• [WRITTEN REQUEST]:
Every line containing the word "this" needs to be found and copied.
═══ STORED RECORDS ═══
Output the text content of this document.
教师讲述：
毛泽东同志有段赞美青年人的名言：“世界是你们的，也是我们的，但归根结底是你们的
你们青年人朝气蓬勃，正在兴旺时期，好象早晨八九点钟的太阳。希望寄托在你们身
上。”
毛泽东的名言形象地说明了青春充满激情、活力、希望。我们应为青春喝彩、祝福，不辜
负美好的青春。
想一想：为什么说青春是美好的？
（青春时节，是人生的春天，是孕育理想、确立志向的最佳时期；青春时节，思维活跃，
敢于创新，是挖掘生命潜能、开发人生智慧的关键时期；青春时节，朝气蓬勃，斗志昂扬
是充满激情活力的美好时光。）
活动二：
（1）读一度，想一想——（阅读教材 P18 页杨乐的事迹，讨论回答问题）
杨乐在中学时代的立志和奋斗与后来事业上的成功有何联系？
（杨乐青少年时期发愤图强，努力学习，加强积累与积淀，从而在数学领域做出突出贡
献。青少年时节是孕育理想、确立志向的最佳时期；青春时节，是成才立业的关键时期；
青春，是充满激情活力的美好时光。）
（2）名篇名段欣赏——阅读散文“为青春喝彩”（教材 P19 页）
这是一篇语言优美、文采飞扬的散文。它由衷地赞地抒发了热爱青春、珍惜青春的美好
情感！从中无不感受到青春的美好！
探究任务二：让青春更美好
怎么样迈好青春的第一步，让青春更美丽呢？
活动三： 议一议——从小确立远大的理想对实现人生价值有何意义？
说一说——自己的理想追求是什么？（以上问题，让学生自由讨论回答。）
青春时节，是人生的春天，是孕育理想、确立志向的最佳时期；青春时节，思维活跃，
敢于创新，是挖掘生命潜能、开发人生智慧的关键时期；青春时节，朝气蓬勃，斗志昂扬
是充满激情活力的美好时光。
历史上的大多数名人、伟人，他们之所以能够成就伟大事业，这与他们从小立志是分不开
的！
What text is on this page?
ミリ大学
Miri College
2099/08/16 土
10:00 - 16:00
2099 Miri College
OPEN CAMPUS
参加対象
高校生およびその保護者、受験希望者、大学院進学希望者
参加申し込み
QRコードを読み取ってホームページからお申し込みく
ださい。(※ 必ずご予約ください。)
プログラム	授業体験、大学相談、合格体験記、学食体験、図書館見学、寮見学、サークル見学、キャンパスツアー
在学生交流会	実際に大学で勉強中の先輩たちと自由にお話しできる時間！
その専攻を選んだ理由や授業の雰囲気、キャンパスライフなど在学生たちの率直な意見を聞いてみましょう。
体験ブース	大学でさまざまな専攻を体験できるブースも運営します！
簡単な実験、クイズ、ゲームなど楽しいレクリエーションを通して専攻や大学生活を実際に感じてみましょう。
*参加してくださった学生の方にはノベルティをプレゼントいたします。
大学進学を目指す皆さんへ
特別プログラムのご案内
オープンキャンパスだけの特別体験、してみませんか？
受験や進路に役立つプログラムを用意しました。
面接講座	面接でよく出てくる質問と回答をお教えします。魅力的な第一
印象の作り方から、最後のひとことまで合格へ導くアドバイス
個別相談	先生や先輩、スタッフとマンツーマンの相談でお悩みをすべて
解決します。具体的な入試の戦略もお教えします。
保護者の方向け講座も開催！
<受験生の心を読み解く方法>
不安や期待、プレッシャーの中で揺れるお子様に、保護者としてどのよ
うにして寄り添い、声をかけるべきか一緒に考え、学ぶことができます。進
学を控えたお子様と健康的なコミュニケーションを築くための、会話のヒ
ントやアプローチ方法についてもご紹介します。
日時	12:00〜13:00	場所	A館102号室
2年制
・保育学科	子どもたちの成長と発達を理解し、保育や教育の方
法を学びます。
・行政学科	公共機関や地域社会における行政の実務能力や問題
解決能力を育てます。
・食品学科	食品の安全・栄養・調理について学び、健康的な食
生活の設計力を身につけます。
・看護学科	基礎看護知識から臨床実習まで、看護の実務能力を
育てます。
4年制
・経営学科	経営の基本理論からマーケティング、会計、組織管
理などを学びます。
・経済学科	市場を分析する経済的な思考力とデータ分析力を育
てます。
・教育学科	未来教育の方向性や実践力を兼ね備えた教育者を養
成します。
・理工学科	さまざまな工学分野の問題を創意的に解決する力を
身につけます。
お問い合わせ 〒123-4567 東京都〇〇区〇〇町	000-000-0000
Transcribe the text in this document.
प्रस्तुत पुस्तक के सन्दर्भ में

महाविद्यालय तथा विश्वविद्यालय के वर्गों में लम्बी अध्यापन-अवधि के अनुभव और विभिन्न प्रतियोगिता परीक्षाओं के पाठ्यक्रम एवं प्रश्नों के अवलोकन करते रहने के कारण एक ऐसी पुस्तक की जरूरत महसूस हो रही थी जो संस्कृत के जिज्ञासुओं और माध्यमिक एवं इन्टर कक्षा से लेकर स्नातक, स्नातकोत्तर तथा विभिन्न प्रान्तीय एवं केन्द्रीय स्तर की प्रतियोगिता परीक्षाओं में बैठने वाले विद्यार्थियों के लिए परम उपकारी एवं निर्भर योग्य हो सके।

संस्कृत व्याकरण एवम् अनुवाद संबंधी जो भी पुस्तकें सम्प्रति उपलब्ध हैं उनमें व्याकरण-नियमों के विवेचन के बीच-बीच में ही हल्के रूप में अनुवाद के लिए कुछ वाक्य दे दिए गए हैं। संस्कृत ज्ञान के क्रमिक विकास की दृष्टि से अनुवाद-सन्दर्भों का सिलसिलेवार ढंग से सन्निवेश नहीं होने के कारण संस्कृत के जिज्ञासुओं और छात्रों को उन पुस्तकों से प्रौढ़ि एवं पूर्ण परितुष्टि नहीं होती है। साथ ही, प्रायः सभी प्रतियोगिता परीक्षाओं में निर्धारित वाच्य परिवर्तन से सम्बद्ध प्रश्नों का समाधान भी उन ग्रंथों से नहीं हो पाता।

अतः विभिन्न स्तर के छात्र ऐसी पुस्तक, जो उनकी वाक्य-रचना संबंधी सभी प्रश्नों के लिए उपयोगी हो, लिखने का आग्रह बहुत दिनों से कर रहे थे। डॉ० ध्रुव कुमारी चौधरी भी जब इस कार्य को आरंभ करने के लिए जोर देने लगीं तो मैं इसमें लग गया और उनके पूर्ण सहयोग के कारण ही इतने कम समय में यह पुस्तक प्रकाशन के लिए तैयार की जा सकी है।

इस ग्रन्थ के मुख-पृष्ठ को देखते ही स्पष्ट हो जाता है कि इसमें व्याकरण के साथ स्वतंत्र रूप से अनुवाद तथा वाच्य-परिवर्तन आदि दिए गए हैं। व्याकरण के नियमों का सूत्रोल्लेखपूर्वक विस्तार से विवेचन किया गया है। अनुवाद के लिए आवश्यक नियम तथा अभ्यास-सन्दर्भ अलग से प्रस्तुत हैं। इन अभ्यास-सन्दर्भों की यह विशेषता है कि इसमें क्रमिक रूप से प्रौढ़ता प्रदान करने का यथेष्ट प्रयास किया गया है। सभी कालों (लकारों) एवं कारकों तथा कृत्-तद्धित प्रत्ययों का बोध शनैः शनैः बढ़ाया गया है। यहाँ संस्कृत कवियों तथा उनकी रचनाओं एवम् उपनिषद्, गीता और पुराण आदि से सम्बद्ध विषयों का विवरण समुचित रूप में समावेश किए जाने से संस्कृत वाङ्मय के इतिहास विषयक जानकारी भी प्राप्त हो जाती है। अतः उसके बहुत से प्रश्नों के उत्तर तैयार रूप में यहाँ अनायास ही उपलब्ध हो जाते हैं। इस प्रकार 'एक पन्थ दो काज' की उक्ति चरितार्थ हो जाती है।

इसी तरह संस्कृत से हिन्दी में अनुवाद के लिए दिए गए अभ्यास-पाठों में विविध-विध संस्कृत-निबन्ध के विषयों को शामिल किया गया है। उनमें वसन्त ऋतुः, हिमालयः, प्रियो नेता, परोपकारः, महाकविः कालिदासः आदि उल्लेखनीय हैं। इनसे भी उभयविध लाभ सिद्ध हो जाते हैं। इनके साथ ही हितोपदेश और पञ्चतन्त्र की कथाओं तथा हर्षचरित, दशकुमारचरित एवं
═══
• [THE COMPLETED TASK]:
Output the text content of this document.
What text is on this page?
Transcribe the text in this document.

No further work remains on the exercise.